____ Raw records

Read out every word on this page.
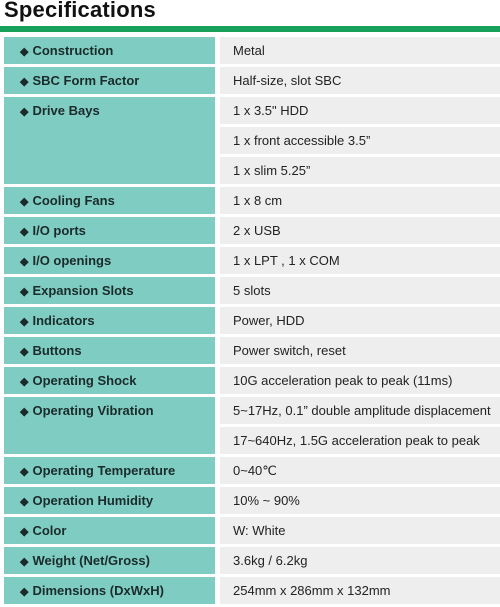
Specifications
◆ Construction	Metal
◆ SBC Form Factor	Half-size, slot SBC
◆ Drive Bays	1 x 3.5" HDD
1 x front accessible 3.5”
1 x slim 5.25”
◆ Cooling Fans	1 x 8 cm
◆ I/O ports	2 x USB
◆ I/O openings	1 x LPT , 1 x COM
◆ Expansion Slots	5 slots
◆ Indicators	Power, HDD
◆ Buttons	Power switch, reset
◆ Operating Shock	10G acceleration peak to peak (11ms)
◆ Operating Vibration	5~17Hz, 0.1” double amplitude displacement
17~640Hz, 1.5G acceleration peak to peak
◆ Operating Temperature	0~40℃
◆ Operation Humidity	10% ~ 90%
◆ Color	W: White
◆ Weight (Net/Gross)	3.6kg / 6.2kg
◆ Dimensions (DxWxH)	254mm x 286mm x 132mm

________

Generate a word-for-word copy of the preceding records, excluding all pictures.

Read out every word on this page.
Specifications
◆ Construction	Metal
◆ SBC Form Factor	Half-size, slot SBC
◆ Drive Bays	1 x 3.5" HDD
1 x front accessible 3.5”
1 x slim 5.25”
◆ Cooling Fans	1 x 8 cm
◆ I/O ports	2 x USB
◆ I/O openings	1 x LPT , 1 x COM
◆ Expansion Slots	5 slots
◆ Indicators	Power, HDD
◆ Buttons	Power switch, reset
◆ Operating Shock	10G acceleration peak to peak (11ms)
◆ Operating Vibration	5~17Hz, 0.1” double amplitude displacement
17~640Hz, 1.5G acceleration peak to peak
◆ Operating Temperature	0~40℃
◆ Operation Humidity	10% ~ 90%
◆ Color	W: White
◆ Weight (Net/Gross)	3.6kg / 6.2kg
◆ Dimensions (DxWxH)	254mm x 286mm x 132mm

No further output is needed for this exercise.